▶ [INSTRUCTIONS FOR THE TASK]: For the records below, give the count of lines holding the word "dello" and nothing more.

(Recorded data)
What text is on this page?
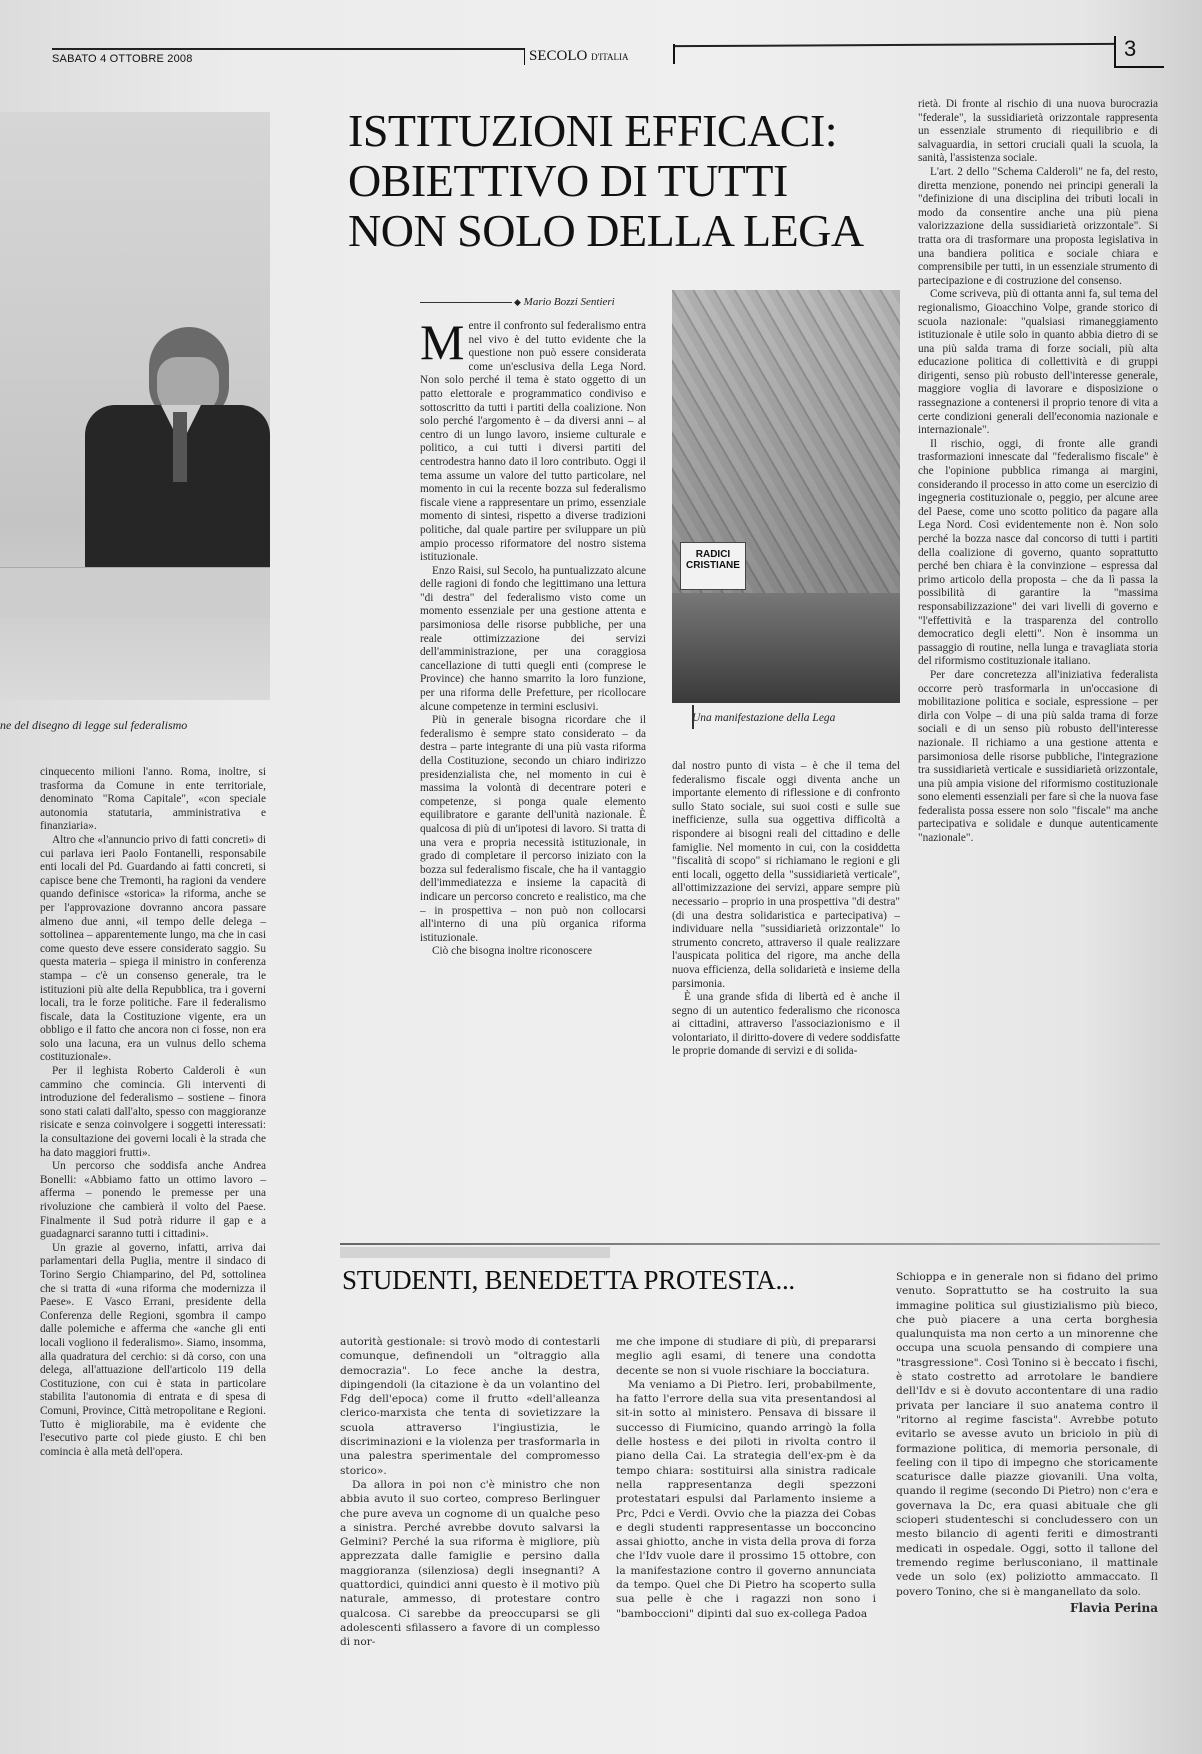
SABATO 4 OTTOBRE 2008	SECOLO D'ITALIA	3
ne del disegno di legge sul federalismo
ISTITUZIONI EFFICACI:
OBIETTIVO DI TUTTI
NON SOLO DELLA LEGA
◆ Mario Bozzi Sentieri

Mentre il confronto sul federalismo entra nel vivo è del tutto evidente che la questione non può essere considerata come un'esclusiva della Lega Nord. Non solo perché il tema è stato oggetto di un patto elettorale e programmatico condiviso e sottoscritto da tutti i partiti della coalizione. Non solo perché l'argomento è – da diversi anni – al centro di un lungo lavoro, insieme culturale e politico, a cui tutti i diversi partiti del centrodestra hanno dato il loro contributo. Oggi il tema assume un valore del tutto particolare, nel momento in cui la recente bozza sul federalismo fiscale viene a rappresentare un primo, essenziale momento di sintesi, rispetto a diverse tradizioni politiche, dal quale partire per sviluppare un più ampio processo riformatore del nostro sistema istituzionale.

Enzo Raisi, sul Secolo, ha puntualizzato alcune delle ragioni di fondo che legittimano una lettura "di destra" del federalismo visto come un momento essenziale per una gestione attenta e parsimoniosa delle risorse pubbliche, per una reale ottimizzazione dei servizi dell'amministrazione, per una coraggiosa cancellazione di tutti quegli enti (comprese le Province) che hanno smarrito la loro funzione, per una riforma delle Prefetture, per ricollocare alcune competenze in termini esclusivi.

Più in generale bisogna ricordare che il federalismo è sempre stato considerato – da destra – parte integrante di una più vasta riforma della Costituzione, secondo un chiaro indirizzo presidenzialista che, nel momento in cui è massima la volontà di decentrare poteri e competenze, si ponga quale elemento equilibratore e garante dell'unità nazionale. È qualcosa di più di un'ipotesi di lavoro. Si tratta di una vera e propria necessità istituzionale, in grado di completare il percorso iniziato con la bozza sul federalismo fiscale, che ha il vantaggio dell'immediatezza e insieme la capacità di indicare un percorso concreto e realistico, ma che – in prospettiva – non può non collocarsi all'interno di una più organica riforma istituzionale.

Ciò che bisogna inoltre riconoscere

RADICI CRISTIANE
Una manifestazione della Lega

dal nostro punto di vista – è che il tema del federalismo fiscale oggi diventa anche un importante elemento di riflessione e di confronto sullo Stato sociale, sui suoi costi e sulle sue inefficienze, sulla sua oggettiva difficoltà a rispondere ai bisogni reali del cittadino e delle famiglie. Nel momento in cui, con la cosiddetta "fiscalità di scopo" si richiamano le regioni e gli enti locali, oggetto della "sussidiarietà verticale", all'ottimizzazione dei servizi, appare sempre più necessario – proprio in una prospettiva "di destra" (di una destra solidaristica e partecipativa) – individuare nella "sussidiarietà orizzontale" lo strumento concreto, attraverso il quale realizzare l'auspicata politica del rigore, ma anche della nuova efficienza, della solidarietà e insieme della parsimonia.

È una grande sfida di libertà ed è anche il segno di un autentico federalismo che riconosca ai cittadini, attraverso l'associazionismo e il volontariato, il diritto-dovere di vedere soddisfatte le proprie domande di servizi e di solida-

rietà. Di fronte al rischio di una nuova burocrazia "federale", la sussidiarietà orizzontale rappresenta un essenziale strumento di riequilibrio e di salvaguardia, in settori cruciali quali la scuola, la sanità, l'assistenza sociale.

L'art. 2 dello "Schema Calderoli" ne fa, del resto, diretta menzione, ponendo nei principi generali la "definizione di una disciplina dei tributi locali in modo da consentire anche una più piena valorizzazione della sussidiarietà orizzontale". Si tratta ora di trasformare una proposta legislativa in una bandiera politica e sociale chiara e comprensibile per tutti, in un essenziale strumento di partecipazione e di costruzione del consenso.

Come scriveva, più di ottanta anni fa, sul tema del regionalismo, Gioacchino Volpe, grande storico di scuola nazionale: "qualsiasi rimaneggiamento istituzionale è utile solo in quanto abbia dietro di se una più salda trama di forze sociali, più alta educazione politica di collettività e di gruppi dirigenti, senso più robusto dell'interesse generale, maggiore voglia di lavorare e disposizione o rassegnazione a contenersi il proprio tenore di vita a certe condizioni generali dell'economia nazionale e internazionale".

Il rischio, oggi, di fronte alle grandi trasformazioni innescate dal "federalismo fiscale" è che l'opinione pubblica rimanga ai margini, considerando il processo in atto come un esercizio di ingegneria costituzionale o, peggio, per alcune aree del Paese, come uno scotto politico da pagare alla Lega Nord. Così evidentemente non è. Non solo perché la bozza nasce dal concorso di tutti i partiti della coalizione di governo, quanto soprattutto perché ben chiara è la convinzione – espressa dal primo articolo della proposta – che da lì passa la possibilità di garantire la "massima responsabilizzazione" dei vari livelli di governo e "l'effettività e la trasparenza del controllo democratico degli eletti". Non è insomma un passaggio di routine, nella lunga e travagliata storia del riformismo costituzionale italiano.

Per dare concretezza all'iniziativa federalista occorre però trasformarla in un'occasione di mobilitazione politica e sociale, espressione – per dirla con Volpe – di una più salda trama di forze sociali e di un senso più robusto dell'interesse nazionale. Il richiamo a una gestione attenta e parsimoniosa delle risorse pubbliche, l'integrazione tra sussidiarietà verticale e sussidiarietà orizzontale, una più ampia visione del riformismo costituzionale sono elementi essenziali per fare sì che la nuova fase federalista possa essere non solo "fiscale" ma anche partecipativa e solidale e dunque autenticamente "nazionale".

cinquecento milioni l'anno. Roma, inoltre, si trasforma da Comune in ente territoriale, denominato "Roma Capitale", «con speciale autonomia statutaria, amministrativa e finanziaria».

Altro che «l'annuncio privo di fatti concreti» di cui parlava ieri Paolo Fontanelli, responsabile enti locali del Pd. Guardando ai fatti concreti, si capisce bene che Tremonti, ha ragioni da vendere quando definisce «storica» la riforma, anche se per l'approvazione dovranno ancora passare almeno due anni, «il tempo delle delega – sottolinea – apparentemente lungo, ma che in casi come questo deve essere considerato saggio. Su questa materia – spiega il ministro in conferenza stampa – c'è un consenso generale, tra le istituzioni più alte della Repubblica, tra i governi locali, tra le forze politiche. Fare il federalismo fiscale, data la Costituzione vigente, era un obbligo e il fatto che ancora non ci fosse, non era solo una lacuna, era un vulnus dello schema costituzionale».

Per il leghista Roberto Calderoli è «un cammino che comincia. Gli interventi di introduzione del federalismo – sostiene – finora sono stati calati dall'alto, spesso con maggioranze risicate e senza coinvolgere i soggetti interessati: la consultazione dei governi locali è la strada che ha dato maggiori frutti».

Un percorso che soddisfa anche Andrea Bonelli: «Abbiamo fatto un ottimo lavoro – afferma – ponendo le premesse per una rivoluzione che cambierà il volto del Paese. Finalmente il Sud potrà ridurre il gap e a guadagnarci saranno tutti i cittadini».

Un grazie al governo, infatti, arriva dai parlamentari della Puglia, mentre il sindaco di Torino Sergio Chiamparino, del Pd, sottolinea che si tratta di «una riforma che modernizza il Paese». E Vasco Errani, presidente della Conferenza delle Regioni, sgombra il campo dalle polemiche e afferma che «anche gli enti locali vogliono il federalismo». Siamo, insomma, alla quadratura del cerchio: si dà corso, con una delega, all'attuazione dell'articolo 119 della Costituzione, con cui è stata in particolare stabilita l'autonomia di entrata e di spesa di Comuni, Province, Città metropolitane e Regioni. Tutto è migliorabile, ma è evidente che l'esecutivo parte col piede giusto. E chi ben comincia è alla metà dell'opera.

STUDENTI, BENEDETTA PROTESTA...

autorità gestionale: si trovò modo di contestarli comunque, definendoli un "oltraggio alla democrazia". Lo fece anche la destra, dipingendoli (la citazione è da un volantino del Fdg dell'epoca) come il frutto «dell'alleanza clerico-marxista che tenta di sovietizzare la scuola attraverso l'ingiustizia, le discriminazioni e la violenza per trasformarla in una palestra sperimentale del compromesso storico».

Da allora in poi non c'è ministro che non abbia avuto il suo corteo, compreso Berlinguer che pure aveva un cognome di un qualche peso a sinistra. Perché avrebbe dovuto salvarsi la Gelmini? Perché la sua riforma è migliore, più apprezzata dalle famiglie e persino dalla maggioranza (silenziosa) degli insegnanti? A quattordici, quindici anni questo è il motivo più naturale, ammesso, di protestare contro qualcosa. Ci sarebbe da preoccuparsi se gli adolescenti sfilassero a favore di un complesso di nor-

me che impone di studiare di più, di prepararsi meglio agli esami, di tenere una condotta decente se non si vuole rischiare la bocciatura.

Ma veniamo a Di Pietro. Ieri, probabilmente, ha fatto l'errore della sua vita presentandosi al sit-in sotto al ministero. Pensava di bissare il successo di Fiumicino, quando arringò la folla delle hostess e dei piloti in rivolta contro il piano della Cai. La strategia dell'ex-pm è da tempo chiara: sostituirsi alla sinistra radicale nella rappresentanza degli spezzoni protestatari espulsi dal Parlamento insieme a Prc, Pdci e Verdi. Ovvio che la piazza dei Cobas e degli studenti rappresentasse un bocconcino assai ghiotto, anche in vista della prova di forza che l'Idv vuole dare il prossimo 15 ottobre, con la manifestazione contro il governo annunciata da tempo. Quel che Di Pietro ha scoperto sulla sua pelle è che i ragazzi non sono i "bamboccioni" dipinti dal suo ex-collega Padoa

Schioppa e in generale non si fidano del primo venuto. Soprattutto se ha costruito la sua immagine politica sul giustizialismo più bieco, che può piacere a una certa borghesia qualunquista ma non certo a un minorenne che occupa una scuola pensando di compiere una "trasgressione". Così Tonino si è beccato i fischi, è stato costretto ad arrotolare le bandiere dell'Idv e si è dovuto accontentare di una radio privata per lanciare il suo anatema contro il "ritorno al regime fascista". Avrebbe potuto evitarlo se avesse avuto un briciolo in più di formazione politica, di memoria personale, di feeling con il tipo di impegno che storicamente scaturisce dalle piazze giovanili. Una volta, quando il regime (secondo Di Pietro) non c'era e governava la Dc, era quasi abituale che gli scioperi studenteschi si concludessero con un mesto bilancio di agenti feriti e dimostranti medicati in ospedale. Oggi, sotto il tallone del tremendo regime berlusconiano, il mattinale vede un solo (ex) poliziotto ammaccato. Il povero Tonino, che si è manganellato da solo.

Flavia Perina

▶ [ANSWER TO THE PROBLEM]: 2